◆ SET PROBLEM
Your task is to reproduce the material exactly.
** START **
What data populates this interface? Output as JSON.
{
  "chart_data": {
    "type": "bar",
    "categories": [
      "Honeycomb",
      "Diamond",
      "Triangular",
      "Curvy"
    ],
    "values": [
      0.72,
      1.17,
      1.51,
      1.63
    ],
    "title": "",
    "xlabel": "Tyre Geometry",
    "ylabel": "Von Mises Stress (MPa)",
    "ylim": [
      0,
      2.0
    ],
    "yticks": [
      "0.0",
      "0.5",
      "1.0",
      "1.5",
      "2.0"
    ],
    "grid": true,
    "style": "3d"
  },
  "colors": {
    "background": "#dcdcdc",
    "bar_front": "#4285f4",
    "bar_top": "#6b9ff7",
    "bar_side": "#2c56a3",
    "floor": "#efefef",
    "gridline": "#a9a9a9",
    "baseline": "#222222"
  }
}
** END **
◆ PROBLEM SOLUTION
What data populates this interface? Output as JSON.
{
  "chart_data": {
    "type": "bar",
    "categories": [
      "Honeycomb",
      "Diamond",
      "Triangular",
      "Curvy"
    ],
    "values": [
      0.72,
      1.17,
      1.51,
      1.63
    ],
    "title": "",
    "xlabel": "Tyre Geometry",
    "ylabel": "Von Mises Stress (MPa)",
    "ylim": [
      0,
      2.0
    ],
    "yticks": [
      "0.0",
      "0.5",
      "1.0",
      "1.5",
      "2.0"
    ],
    "grid": true,
    "style": "3d"
  },
  "colors": {
    "background": "#dcdcdc",
    "bar_front": "#4285f4",
    "bar_top": "#6b9ff7",
    "bar_side": "#2c56a3",
    "floor": "#efefef",
    "gridline": "#a9a9a9",
    "baseline": "#222222"
  }
}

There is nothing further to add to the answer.